__Written instruction__.
Images embedded in the records are excluded; print everything else exactly as given.

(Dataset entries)
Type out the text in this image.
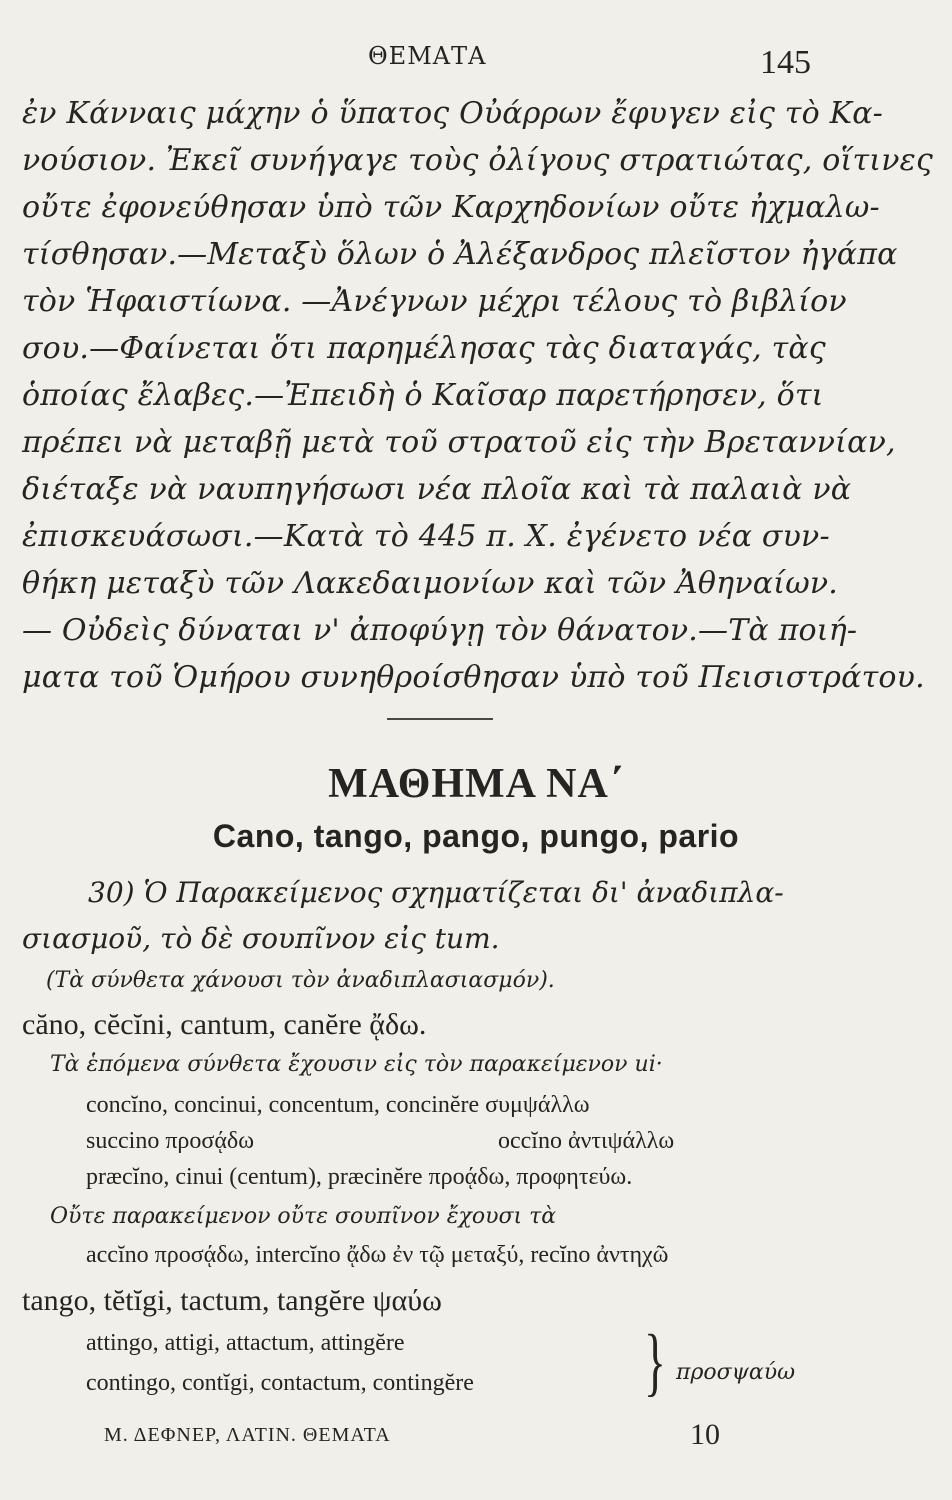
ΘΕΜΑΤΑ	145
ἐν Κάνναις μάχην ὁ ὕπατος Οὐάρρων ἔφυγεν εἰς τὸ Κα-
νούσιον. Ἐκεῖ συνήγαγε τοὺς ὀλίγους στρατιώτας, οἵτινες
οὔτε ἐφονεύθησαν ὑπὸ τῶν Καρχηδονίων οὔτε ἠχμαλω-
τίσθησαν.—Μεταξὺ ὅλων ὁ Ἀλέξανδρος πλεῖστον ἠγάπα
τὸν Ἡφαιστίωνα. —Ἀνέγνων μέχρι τέλους τὸ βιβλίον
σου.—Φαίνεται ὅτι παρημέλησας τὰς διαταγάς, τὰς
ὁποίας ἔλαβες.—Ἐπειδὴ ὁ Καῖσαρ παρετήρησεν, ὅτι
πρέπει νὰ μεταβῇ μετὰ τοῦ στρατοῦ εἰς τὴν Βρεταννίαν,
διέταξε νὰ ναυπηγήσωσι νέα πλοῖα καὶ τὰ παλαιὰ νὰ
ἐπισκευάσωσι.—Κατὰ τὸ 445 π. Χ. ἐγένετο νέα συν-
θήκη μεταξὺ τῶν Λακεδαιμονίων καὶ τῶν Ἀθηναίων.
— Οὐδεὶς δύναται ν' ἀποφύγῃ τὸν θάνατον.—Τὰ ποιή-
ματα τοῦ Ὁμήρου συνηθροίσθησαν ὑπὸ τοῦ Πεισιστράτου.
ΜΑΘΗΜΑ ΝΑ΄
Cano, tango, pango, pungo, pario
30) Ὁ Παρακείμενος σχηματίζεται δι' ἀναδιπλα-
σιασμοῦ, τὸ δὲ σουπῖνον εἰς tum.
(Τὰ σύνθετα χάνουσι τὸν ἀναδιπλασιασμόν).
căno, cĕcĭni, cantum, canĕre ᾄδω.
Τὰ ἑπόμενα σύνθετα ἔχουσιν εἰς τὸν παρακείμενον ui·
concĭno, concinui, concentum, concinĕre συμψάλλω
succino προσᾴδω	occĭno ἀντιψάλλω
præcĭno, cinui (centum), præcinĕre προᾴδω, προφητεύω.
Οὔτε παρακείμενον οὔτε σουπῖνον ἔχουσι τὰ
accĭno προσᾴδω, intercĭno ᾄδω ἐν τῷ μεταξύ, recĭno ἀντηχῶ
tango, tĕtĭgi, tactum, tangĕre ψαύω
attingo, attigi, attactum, attingĕre
contingo, contĭgi, contactum, contingĕre } προσψαύω
Μ. ΔΕΦΝΕΡ, ΛΑΤΙΝ. ΘΕΜΑΤΑ	10
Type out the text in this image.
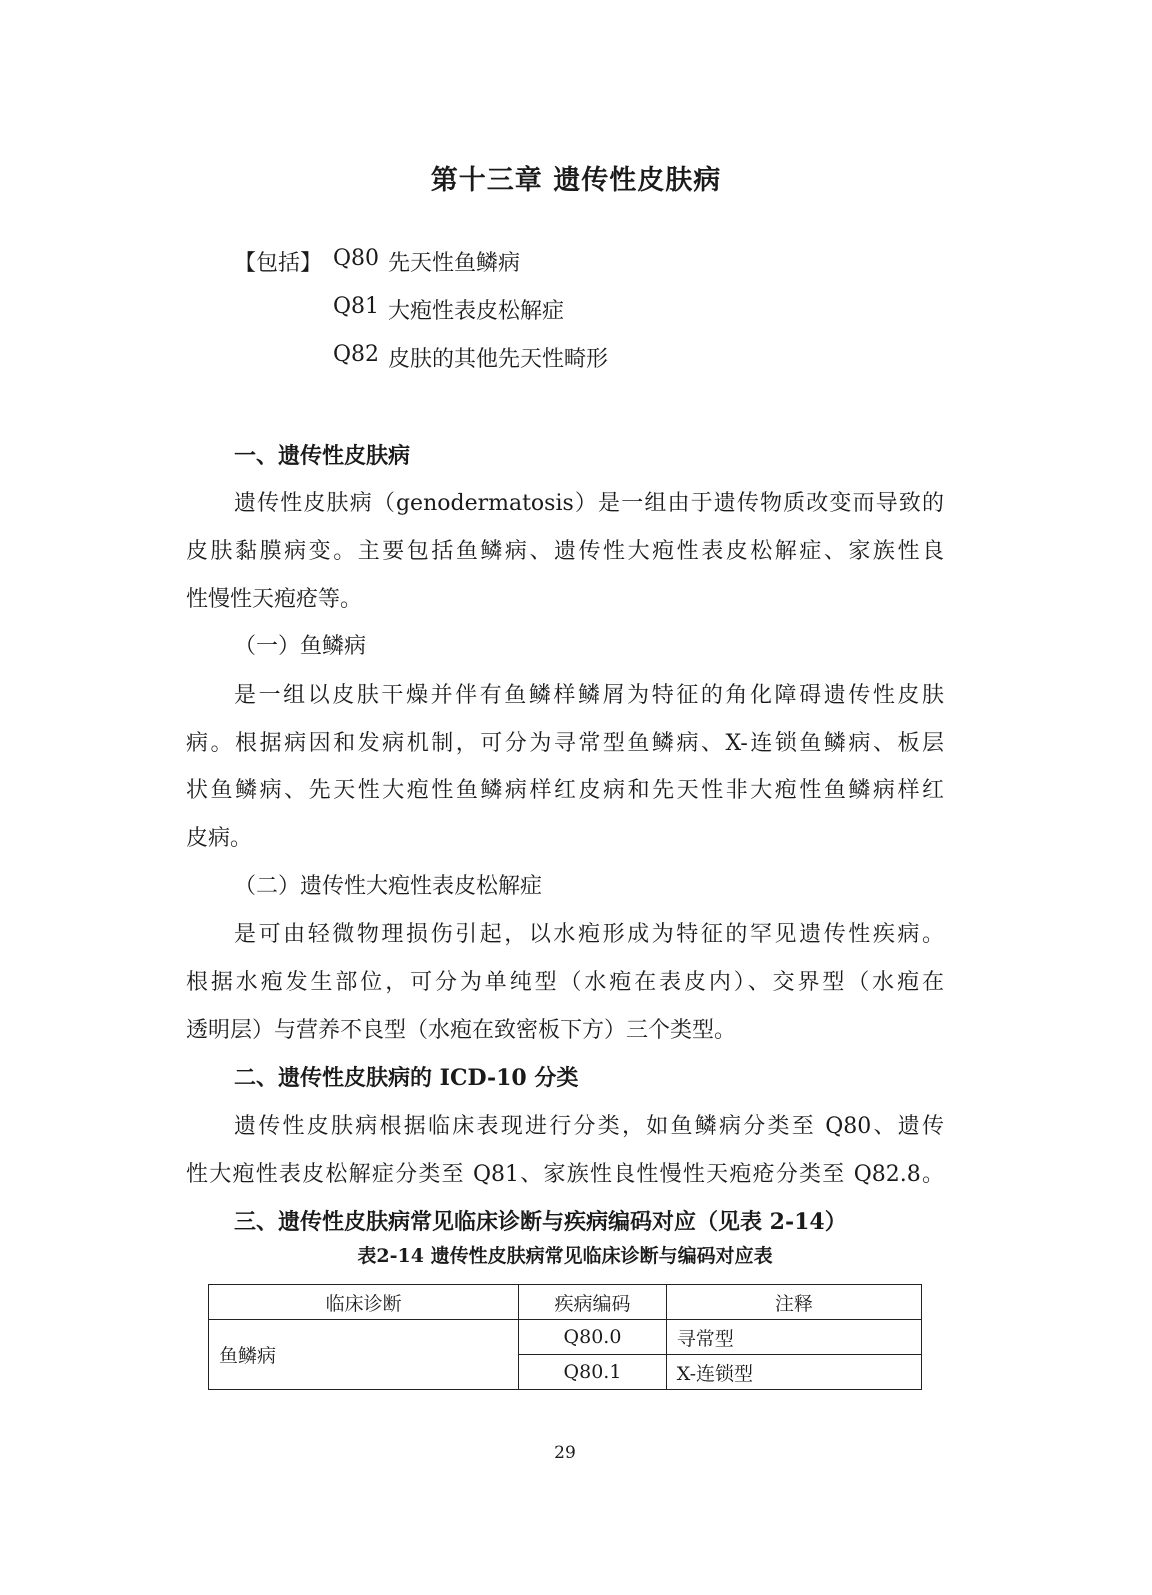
第十三章 遗传性皮肤病
【包括】 Q80 先天性鱼鳞病
Q81 大疱性表皮松解症
Q82 皮肤的其他先天性畸形
一、遗传性皮肤病
遗传性皮肤病（genodermatosis）是一组由于遗传物质改变而导致的
皮肤黏膜病变。主要包括鱼鳞病、遗传性大疱性表皮松解症、家族性良
性慢性天疱疮等。
（一）鱼鳞病
是一组以皮肤干燥并伴有鱼鳞样鳞屑为特征的角化障碍遗传性皮肤
病。根据病因和发病机制，可分为寻常型鱼鳞病、X-连锁鱼鳞病、板层
状鱼鳞病、先天性大疱性鱼鳞病样红皮病和先天性非大疱性鱼鳞病样红
皮病。
（二）遗传性大疱性表皮松解症
是可由轻微物理损伤引起，以水疱形成为特征的罕见遗传性疾病。
根据水疱发生部位，可分为单纯型（水疱在表皮内）、交界型（水疱在
透明层）与营养不良型（水疱在致密板下方）三个类型。
二、遗传性皮肤病的 ICD-10 分类
遗传性皮肤病根据临床表现进行分类，如鱼鳞病分类至 Q80、遗传
性大疱性表皮松解症分类至 Q81、家族性良性慢性天疱疮分类至 Q82.8。
三、遗传性皮肤病常见临床诊断与疾病编码对应（见表 2-14）
表2-14 遗传性皮肤病常见临床诊断与编码对应表
临床诊断	疾病编码	注释
鱼鳞病	Q80.0	寻常型
	Q80.1	X-连锁型
29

__Task output__.
Type out the text in this image.
ΘΕΜΑΤΑ	145
ἐν Κάνναις μάχην ὁ ὕπατος Οὐάρρων ἔφυγεν εἰς τὸ Κα-
νούσιον. Ἐκεῖ συνήγαγε τοὺς ὀλίγους στρατιώτας, οἵτινες
οὔτε ἐφονεύθησαν ὑπὸ τῶν Καρχηδονίων οὔτε ἠχμαλω-
τίσθησαν.—Μεταξὺ ὅλων ὁ Ἀλέξανδρος πλεῖστον ἠγάπα
τὸν Ἡφαιστίωνα. —Ἀνέγνων μέχρι τέλους τὸ βιβλίον
σου.—Φαίνεται ὅτι παρημέλησας τὰς διαταγάς, τὰς
ὁποίας ἔλαβες.—Ἐπειδὴ ὁ Καῖσαρ παρετήρησεν, ὅτι
πρέπει νὰ μεταβῇ μετὰ τοῦ στρατοῦ εἰς τὴν Βρεταννίαν,
διέταξε νὰ ναυπηγήσωσι νέα πλοῖα καὶ τὰ παλαιὰ νὰ
ἐπισκευάσωσι.—Κατὰ τὸ 445 π. Χ. ἐγένετο νέα συν-
θήκη μεταξὺ τῶν Λακεδαιμονίων καὶ τῶν Ἀθηναίων.
— Οὐδεὶς δύναται ν' ἀποφύγῃ τὸν θάνατον.—Τὰ ποιή-
ματα τοῦ Ὁμήρου συνηθροίσθησαν ὑπὸ τοῦ Πεισιστράτου.
ΜΑΘΗΜΑ ΝΑ΄
Cano, tango, pango, pungo, pario
30) Ὁ Παρακείμενος σχηματίζεται δι' ἀναδιπλα-
σιασμοῦ, τὸ δὲ σουπῖνον εἰς tum.
(Τὰ σύνθετα χάνουσι τὸν ἀναδιπλασιασμόν).
căno, cĕcĭni, cantum, canĕre ᾄδω.
Τὰ ἑπόμενα σύνθετα ἔχουσιν εἰς τὸν παρακείμενον ui·
concĭno, concinui, concentum, concinĕre συμψάλλω
succino προσᾴδω	occĭno ἀντιψάλλω
præcĭno, cinui (centum), præcinĕre προᾴδω, προφητεύω.
Οὔτε παρακείμενον οὔτε σουπῖνον ἔχουσι τὰ
accĭno προσᾴδω, intercĭno ᾄδω ἐν τῷ μεταξύ, recĭno ἀντηχῶ
tango, tĕtĭgi, tactum, tangĕre ψαύω
attingo, attigi, attactum, attingĕre
contingo, contĭgi, contactum, contingĕre } προσψαύω
Μ. ΔΕΦΝΕΡ, ΛΑΤΙΝ. ΘΕΜΑΤΑ	10
Type out the text in this image.
第十三章 遗传性皮肤病
【包括】 Q80 先天性鱼鳞病
Q81 大疱性表皮松解症
Q82 皮肤的其他先天性畸形
一、遗传性皮肤病
遗传性皮肤病（genodermatosis）是一组由于遗传物质改变而导致的
皮肤黏膜病变。主要包括鱼鳞病、遗传性大疱性表皮松解症、家族性良
性慢性天疱疮等。
（一）鱼鳞病
是一组以皮肤干燥并伴有鱼鳞样鳞屑为特征的角化障碍遗传性皮肤
病。根据病因和发病机制，可分为寻常型鱼鳞病、X-连锁鱼鳞病、板层
状鱼鳞病、先天性大疱性鱼鳞病样红皮病和先天性非大疱性鱼鳞病样红
皮病。
（二）遗传性大疱性表皮松解症
是可由轻微物理损伤引起，以水疱形成为特征的罕见遗传性疾病。
根据水疱发生部位，可分为单纯型（水疱在表皮内）、交界型（水疱在
透明层）与营养不良型（水疱在致密板下方）三个类型。
二、遗传性皮肤病的 ICD-10 分类
遗传性皮肤病根据临床表现进行分类，如鱼鳞病分类至 Q80、遗传
性大疱性表皮松解症分类至 Q81、家族性良性慢性天疱疮分类至 Q82.8。
三、遗传性皮肤病常见临床诊断与疾病编码对应（见表 2-14）
表2-14 遗传性皮肤病常见临床诊断与编码对应表
临床诊断	疾病编码	注释
鱼鳞病	Q80.0	寻常型
	Q80.1	X-连锁型
29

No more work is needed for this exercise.